◆ Records supplied ◆
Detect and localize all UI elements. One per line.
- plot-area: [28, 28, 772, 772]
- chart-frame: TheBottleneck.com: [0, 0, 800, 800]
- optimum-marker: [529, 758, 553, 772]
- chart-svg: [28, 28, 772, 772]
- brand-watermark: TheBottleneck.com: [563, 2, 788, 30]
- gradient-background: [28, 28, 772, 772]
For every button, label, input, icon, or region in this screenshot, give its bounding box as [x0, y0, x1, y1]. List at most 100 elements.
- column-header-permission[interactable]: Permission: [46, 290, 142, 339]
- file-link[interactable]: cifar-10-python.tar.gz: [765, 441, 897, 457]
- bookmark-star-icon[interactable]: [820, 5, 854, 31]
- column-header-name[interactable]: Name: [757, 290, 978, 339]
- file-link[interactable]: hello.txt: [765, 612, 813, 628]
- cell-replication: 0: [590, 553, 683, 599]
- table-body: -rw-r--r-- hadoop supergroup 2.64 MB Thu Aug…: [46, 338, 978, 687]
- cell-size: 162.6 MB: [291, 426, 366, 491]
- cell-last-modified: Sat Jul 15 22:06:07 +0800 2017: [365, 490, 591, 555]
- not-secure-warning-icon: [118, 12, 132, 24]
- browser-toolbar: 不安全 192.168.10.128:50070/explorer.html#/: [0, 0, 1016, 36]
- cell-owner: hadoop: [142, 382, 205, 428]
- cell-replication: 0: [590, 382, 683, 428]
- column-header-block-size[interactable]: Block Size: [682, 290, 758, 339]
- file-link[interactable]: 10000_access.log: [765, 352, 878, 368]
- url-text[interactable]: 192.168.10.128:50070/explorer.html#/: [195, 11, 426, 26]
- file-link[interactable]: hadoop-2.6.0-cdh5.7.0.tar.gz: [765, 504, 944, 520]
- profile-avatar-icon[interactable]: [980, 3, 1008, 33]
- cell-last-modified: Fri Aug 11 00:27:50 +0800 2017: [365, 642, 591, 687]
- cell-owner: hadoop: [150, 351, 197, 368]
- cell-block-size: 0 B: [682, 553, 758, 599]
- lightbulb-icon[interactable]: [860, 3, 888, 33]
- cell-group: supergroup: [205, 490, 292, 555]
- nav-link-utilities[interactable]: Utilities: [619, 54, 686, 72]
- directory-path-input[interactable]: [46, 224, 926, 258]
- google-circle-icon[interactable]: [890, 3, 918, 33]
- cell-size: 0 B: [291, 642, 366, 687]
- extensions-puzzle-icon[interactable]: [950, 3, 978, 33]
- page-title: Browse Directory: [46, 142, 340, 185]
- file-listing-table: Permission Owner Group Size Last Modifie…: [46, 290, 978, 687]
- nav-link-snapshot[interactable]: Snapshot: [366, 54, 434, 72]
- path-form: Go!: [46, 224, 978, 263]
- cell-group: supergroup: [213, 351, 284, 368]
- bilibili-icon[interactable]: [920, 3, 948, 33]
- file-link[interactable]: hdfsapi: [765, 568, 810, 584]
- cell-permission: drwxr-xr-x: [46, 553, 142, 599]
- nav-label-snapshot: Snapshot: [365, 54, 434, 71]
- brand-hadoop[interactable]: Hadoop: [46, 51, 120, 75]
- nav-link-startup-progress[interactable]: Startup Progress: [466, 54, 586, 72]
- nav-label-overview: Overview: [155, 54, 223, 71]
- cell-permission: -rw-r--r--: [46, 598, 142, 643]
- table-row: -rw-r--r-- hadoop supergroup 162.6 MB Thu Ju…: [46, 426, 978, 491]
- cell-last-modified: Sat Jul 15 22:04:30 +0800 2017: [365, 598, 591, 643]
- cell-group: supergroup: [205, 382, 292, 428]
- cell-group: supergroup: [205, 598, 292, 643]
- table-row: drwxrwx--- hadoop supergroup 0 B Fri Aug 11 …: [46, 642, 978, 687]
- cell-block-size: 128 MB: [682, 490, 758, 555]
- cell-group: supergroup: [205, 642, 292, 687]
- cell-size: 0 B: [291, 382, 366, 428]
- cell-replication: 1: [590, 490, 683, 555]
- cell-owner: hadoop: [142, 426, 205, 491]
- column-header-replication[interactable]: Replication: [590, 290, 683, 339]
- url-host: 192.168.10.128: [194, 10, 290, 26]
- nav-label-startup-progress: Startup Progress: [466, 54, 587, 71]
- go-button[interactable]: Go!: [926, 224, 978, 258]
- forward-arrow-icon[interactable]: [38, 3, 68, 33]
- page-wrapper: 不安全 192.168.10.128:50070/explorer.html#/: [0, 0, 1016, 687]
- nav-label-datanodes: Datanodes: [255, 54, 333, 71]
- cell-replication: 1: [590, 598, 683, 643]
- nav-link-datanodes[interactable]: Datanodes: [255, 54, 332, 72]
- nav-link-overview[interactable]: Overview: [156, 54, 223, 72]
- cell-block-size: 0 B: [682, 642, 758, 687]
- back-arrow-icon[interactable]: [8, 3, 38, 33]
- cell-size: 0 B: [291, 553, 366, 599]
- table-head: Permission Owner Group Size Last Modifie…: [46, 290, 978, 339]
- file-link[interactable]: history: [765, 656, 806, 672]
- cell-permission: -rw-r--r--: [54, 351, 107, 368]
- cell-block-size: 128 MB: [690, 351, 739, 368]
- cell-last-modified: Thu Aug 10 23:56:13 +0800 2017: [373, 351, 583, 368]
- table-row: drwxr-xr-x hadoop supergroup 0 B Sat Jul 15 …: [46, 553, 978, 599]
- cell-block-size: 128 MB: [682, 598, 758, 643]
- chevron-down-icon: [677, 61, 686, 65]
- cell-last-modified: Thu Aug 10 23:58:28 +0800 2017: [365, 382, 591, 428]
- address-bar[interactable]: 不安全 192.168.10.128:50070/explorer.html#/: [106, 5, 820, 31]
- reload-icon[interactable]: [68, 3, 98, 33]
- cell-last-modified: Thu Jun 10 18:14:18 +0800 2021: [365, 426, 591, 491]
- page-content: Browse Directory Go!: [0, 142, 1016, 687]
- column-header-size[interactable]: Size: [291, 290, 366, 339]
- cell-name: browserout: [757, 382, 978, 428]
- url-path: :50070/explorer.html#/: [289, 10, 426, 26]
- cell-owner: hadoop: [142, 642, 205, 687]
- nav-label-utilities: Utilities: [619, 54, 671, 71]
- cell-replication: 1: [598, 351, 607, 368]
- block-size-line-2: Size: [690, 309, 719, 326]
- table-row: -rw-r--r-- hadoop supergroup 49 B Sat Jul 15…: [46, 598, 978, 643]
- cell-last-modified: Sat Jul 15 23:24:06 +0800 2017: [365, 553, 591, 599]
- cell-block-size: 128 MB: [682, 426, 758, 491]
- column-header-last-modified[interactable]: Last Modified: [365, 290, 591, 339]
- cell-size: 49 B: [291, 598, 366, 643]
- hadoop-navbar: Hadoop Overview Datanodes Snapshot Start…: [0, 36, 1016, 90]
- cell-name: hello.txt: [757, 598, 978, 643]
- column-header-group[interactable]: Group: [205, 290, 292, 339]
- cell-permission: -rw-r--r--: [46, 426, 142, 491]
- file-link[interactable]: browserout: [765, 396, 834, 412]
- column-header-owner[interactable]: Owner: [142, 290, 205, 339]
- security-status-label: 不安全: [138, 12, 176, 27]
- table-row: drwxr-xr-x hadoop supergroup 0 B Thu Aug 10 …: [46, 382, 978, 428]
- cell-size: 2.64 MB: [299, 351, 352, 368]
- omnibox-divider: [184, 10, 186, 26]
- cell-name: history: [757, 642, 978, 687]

◆ Work required ◆
Please arrange all the rows above as a Markdown table with the columns No. and Line, numbering each row and leaving out blank lines.

◆ The reply ◆
| No. | Line |
|---|---|
| 1 | Detect and localize all UI elements. One per line. |
| 2 | - plot-area: [28, 28, 772, 772] |
| 3 | - chart-frame: TheBottleneck.com: [0, 0, 800, 800] |
| 4 | - optimum-marker: [529, 758, 553, 772] |
| 5 | - chart-svg: [28, 28, 772, 772] |
| 6 | - brand-watermark: TheBottleneck.com: [563, 2, 788, 30] |
| 7 | - gradient-background: [28, 28, 772, 772] |
| 8 | For every button, label, input, icon, or region in this screenshot, give its bounding box as [x0, y0, x1, y1]. List at most 100 elements. |
| 9 | - column-header-permission[interactable]: Permission: [46, 290, 142, 339] |
| 10 | - file-link[interactable]: cifar-10-python.tar.gz: [765, 441, 897, 457] |
| 11 | - bookmark-star-icon[interactable]: [820, 5, 854, 31] |
| 12 | - column-header-name[interactable]: Name: [757, 290, 978, 339] |
| 13 | - file-link[interactable]: hello.txt: [765, 612, 813, 628] |
| 14 | - cell-replication: 0: [590, 553, 683, 599] |
| 15 | - table-body: -rw-r--r-- hadoop supergroup 2.64 MB Thu Aug…: [46, 338, 978, 687] |
| 16 | - cell-size: 162.6 MB: [291, 426, 366, 491] |
| 17 | - cell-last-modified: Sat Jul 15 22:06:07 +0800 2017: [365, 490, 591, 555] |
| 18 | - not-secure-warning-icon: [118, 12, 132, 24] |
| 19 | - browser-toolbar: 不安全 192.168.10.128:50070/explorer.html#/: [0, 0, 1016, 36] |
| 20 | - cell-owner: hadoop: [142, 382, 205, 428] |
| 21 | - cell-replication: 0: [590, 382, 683, 428] |
| 22 | - column-header-block-size[interactable]: Block Size: [682, 290, 758, 339] |
| 23 | - file-link[interactable]: 10000_access.log: [765, 352, 878, 368] |
| 24 | - url-text[interactable]: 192.168.10.128:50070/explorer.html#/: [195, 11, 426, 26] |
| 25 | - file-link[interactable]: hadoop-2.6.0-cdh5.7.0.tar.gz: [765, 504, 944, 520] |
| 26 | - profile-avatar-icon[interactable]: [980, 3, 1008, 33] |
| 27 | - cell-last-modified: Fri Aug 11 00:27:50 +0800 2017: [365, 642, 591, 687] |
| 28 | - cell-owner: hadoop: [150, 351, 197, 368] |
| 29 | - cell-block-size: 0 B: [682, 553, 758, 599] |
| 30 | - lightbulb-icon[interactable]: [860, 3, 888, 33] |
| 31 | - cell-group: supergroup: [205, 490, 292, 555] |
| 32 | - nav-link-utilities[interactable]: Utilities: [619, 54, 686, 72] |
| 33 | - directory-path-input[interactable]: [46, 224, 926, 258] |
| 34 | - google-circle-icon[interactable]: [890, 3, 918, 33] |
| 35 | - cell-size: 0 B: [291, 642, 366, 687] |
| 36 | - extensions-puzzle-icon[interactable]: [950, 3, 978, 33] |
| 37 | - page-title: Browse Directory: [46, 142, 340, 185] |
| 38 | - file-listing-table: Permission Owner Group Size Last Modifie…: [46, 290, 978, 687] |
| 39 | - nav-link-snapshot[interactable]: Snapshot: [366, 54, 434, 72] |
| 40 | - path-form: Go!: [46, 224, 978, 263] |
| 41 | - cell-group: supergroup: [213, 351, 284, 368] |
| 42 | - bilibili-icon[interactable]: [920, 3, 948, 33] |
| 43 | - file-link[interactable]: hdfsapi: [765, 568, 810, 584] |
| 44 | - cell-permission: drwxr-xr-x: [46, 553, 142, 599] |
| 45 | - nav-label-snapshot: Snapshot: [365, 54, 434, 71] |
| 46 | - brand-hadoop[interactable]: Hadoop: [46, 51, 120, 75] |
| 47 | - nav-link-startup-progress[interactable]: Startup Progress: [466, 54, 586, 72] |
| 48 | - nav-label-overview: Overview: [155, 54, 223, 71] |
| 49 | - cell-permission: -rw-r--r--: [46, 598, 142, 643] |
| 50 | - table-row: -rw-r--r-- hadoop supergroup 162.6 MB Thu Ju…: [46, 426, 978, 491] |
| 51 | - cell-last-modified: Sat Jul 15 22:04:30 +0800 2017: [365, 598, 591, 643] |
| 52 | - cell-group: supergroup: [205, 382, 292, 428] |
| 53 | - cell-group: supergroup: [205, 598, 292, 643] |
| 54 | - table-row: drwxrwx--- hadoop supergroup 0 B Fri Aug 11 …: [46, 642, 978, 687] |
| 55 | - cell-block-size: 128 MB: [682, 490, 758, 555] |
| 56 | - cell-group: supergroup: [205, 642, 292, 687] |
| 57 | - cell-size: 0 B: [291, 382, 366, 428] |
| 58 | - cell-replication: 1: [590, 490, 683, 555] |
| 59 | - cell-owner: hadoop: [142, 426, 205, 491] |
| 60 | - column-header-replication[interactable]: Replication: [590, 290, 683, 339] |
| 61 | - url-host: 192.168.10.128: [194, 10, 290, 26] |
| 62 | - nav-label-startup-progress: Startup Progress: [466, 54, 587, 71] |
| 63 | - go-button[interactable]: Go!: [926, 224, 978, 258] |
| 64 | - forward-arrow-icon[interactable]: [38, 3, 68, 33] |
| 65 | - page-wrapper: 不安全 192.168.10.128:50070/explorer.html#/: [0, 0, 1016, 687] |
| 66 | - nav-label-datanodes: Datanodes: [255, 54, 333, 71] |
| 67 | - cell-replication: 1: [590, 598, 683, 643] |
| 68 | - nav-link-datanodes[interactable]: Datanodes: [255, 54, 332, 72] |
| 69 | - nav-link-overview[interactable]: Overview: [156, 54, 223, 72] |
| 70 | - cell-block-size: 0 B: [682, 642, 758, 687] |
| 71 | - back-arrow-icon[interactable]: [8, 3, 38, 33] |
| 72 | - cell-size: 0 B: [291, 553, 366, 599] |
| 73 | - table-head: Permission Owner Group Size Last Modifie…: [46, 290, 978, 339] |
| 74 | - file-link[interactable]: history: [765, 656, 806, 672] |
| 75 | - cell-permission: -rw-r--r--: [54, 351, 107, 368] |
| 76 | - cell-block-size: 128 MB: [690, 351, 739, 368] |
| 77 | - cell-last-modified: Thu Aug 10 23:56:13 +0800 2017: [373, 351, 583, 368] |
| 78 | - table-row: drwxr-xr-x hadoop supergroup 0 B Sat Jul 15 …: [46, 553, 978, 599] |
| 79 | - cell-block-size: 128 MB: [682, 598, 758, 643] |
| 80 | - chevron-down-icon: [677, 61, 686, 65] |
| 81 | - cell-last-modified: Thu Aug 10 23:58:28 +0800 2017: [365, 382, 591, 428] |
| 82 | - address-bar[interactable]: 不安全 192.168.10.128:50070/explorer.html#/: [106, 5, 820, 31] |
| 83 | - reload-icon[interactable]: [68, 3, 98, 33] |
| 84 | - cell-last-modified: Thu Jun 10 18:14:18 +0800 2021: [365, 426, 591, 491] |
| 85 | - page-content: Browse Directory Go!: [0, 142, 1016, 687] |
| 86 | - column-header-size[interactable]: Size: [291, 290, 366, 339] |
| 87 | - cell-name: browserout: [757, 382, 978, 428] |
| 88 | - url-path: :50070/explorer.html#/: [289, 10, 426, 26] |
| 89 | - cell-owner: hadoop: [142, 642, 205, 687] |
| 90 | - nav-label-utilities: Utilities: [619, 54, 671, 71] |
| 91 | - cell-replication: 1: [598, 351, 607, 368] |
| 92 | - block-size-line-2: Size: [690, 309, 719, 326] |
| 93 | - table-row: -rw-r--r-- hadoop supergroup 49 B Sat Jul 15…: [46, 598, 978, 643] |
| 94 | - cell-last-modified: Sat Jul 15 23:24:06 +0800 2017: [365, 553, 591, 599] |
| 95 | - cell-block-size: 128 MB: [682, 426, 758, 491] |
| 96 | - column-header-last-modified[interactable]: Last Modified: [365, 290, 591, 339] |
| 97 | - cell-size: 49 B: [291, 598, 366, 643] |
| 98 | - hadoop-navbar: Hadoop Overview Datanodes Snapshot Start…: [0, 36, 1016, 90] |
| 99 | - cell-name: hello.txt: [757, 598, 978, 643] |
| 100 | - column-header-group[interactable]: Group: [205, 290, 292, 339] |
| 101 | - cell-permission: -rw-r--r--: [46, 426, 142, 491] |
| 102 | - file-link[interactable]: browserout: [765, 396, 834, 412] |
| 103 | - column-header-owner[interactable]: Owner: [142, 290, 205, 339] |
| 104 | - security-status-label: 不安全: [138, 12, 176, 27] |
| 105 | - table-row: drwxr-xr-x hadoop supergroup 0 B Thu Aug 10 …: [46, 382, 978, 428] |
| 106 | - cell-size: 2.64 MB: [299, 351, 352, 368] |
| 107 | - omnibox-divider: [184, 10, 186, 26] |
| 108 | - cell-name: history: [757, 642, 978, 687] |